• _WHAT YOU SHOULD DO_: Print the entire listing. Each line must match the original exactly.

• _RECORDS TO USE_:
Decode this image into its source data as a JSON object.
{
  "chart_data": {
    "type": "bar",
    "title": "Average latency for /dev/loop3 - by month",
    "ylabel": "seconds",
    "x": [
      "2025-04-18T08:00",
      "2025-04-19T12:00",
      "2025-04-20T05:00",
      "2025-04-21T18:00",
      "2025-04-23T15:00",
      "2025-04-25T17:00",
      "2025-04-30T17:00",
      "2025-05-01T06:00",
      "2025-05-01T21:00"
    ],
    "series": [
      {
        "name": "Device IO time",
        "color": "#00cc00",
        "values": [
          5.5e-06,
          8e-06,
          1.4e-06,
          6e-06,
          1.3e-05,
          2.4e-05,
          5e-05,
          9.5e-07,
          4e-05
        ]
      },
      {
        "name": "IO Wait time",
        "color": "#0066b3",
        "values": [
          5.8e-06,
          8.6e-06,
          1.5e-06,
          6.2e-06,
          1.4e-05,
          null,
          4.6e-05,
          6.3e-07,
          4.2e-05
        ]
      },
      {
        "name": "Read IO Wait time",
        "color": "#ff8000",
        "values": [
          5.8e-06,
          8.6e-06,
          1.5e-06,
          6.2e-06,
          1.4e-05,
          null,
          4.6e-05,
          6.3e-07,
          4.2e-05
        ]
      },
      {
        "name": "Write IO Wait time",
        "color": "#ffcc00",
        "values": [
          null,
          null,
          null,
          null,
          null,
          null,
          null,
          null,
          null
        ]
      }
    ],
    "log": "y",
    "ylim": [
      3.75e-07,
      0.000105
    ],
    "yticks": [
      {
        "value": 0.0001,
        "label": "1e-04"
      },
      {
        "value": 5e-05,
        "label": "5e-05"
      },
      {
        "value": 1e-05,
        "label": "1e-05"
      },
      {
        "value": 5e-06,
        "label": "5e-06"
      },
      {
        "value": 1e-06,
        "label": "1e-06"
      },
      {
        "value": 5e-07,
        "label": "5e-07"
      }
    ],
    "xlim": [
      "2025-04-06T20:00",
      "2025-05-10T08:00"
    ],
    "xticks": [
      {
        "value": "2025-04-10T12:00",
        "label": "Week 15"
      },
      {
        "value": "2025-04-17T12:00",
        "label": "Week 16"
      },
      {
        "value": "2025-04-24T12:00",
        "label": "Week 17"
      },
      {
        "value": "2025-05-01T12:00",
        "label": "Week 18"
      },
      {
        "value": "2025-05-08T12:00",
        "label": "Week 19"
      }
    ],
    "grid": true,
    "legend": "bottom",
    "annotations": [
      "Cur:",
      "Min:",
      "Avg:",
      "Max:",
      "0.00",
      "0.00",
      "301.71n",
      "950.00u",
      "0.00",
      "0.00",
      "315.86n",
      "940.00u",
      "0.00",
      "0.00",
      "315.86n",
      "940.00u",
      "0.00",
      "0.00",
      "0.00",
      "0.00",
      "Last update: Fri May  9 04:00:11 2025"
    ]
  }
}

• _SOLVED EXERCISE_:
Decode this image into its source data as a JSON object.
{
  "chart_data": {
    "type": "bar",
    "title": "Average latency for /dev/loop3 - by month",
    "ylabel": "seconds",
    "x": [
      "2025-04-18T08:00",
      "2025-04-19T12:00",
      "2025-04-20T05:00",
      "2025-04-21T18:00",
      "2025-04-23T15:00",
      "2025-04-25T17:00",
      "2025-04-30T17:00",
      "2025-05-01T06:00",
      "2025-05-01T21:00"
    ],
    "series": [
      {
        "name": "Device IO time",
        "color": "#00cc00",
        "values": [
          5.5e-06,
          8e-06,
          1.4e-06,
          6e-06,
          1.3e-05,
          2.4e-05,
          5e-05,
          9.5e-07,
          4e-05
        ]
      },
      {
        "name": "IO Wait time",
        "color": "#0066b3",
        "values": [
          5.8e-06,
          8.6e-06,
          1.5e-06,
          6.2e-06,
          1.4e-05,
          null,
          4.6e-05,
          6.3e-07,
          4.2e-05
        ]
      },
      {
        "name": "Read IO Wait time",
        "color": "#ff8000",
        "values": [
          5.8e-06,
          8.6e-06,
          1.5e-06,
          6.2e-06,
          1.4e-05,
          null,
          4.6e-05,
          6.3e-07,
          4.2e-05
        ]
      },
      {
        "name": "Write IO Wait time",
        "color": "#ffcc00",
        "values": [
          null,
          null,
          null,
          null,
          null,
          null,
          null,
          null,
          null
        ]
      }
    ],
    "log": "y",
    "ylim": [
      3.75e-07,
      0.000105
    ],
    "yticks": [
      {
        "value": 0.0001,
        "label": "1e-04"
      },
      {
        "value": 5e-05,
        "label": "5e-05"
      },
      {
        "value": 1e-05,
        "label": "1e-05"
      },
      {
        "value": 5e-06,
        "label": "5e-06"
      },
      {
        "value": 1e-06,
        "label": "1e-06"
      },
      {
        "value": 5e-07,
        "label": "5e-07"
      }
    ],
    "xlim": [
      "2025-04-06T20:00",
      "2025-05-10T08:00"
    ],
    "xticks": [
      {
        "value": "2025-04-10T12:00",
        "label": "Week 15"
      },
      {
        "value": "2025-04-17T12:00",
        "label": "Week 16"
      },
      {
        "value": "2025-04-24T12:00",
        "label": "Week 17"
      },
      {
        "value": "2025-05-01T12:00",
        "label": "Week 18"
      },
      {
        "value": "2025-05-08T12:00",
        "label": "Week 19"
      }
    ],
    "grid": true,
    "legend": "bottom",
    "annotations": [
      "Cur:",
      "Min:",
      "Avg:",
      "Max:",
      "0.00",
      "0.00",
      "301.71n",
      "950.00u",
      "0.00",
      "0.00",
      "315.86n",
      "940.00u",
      "0.00",
      "0.00",
      "315.86n",
      "940.00u",
      "0.00",
      "0.00",
      "0.00",
      "0.00",
      "Last update: Fri May  9 04:00:11 2025"
    ]
  }
}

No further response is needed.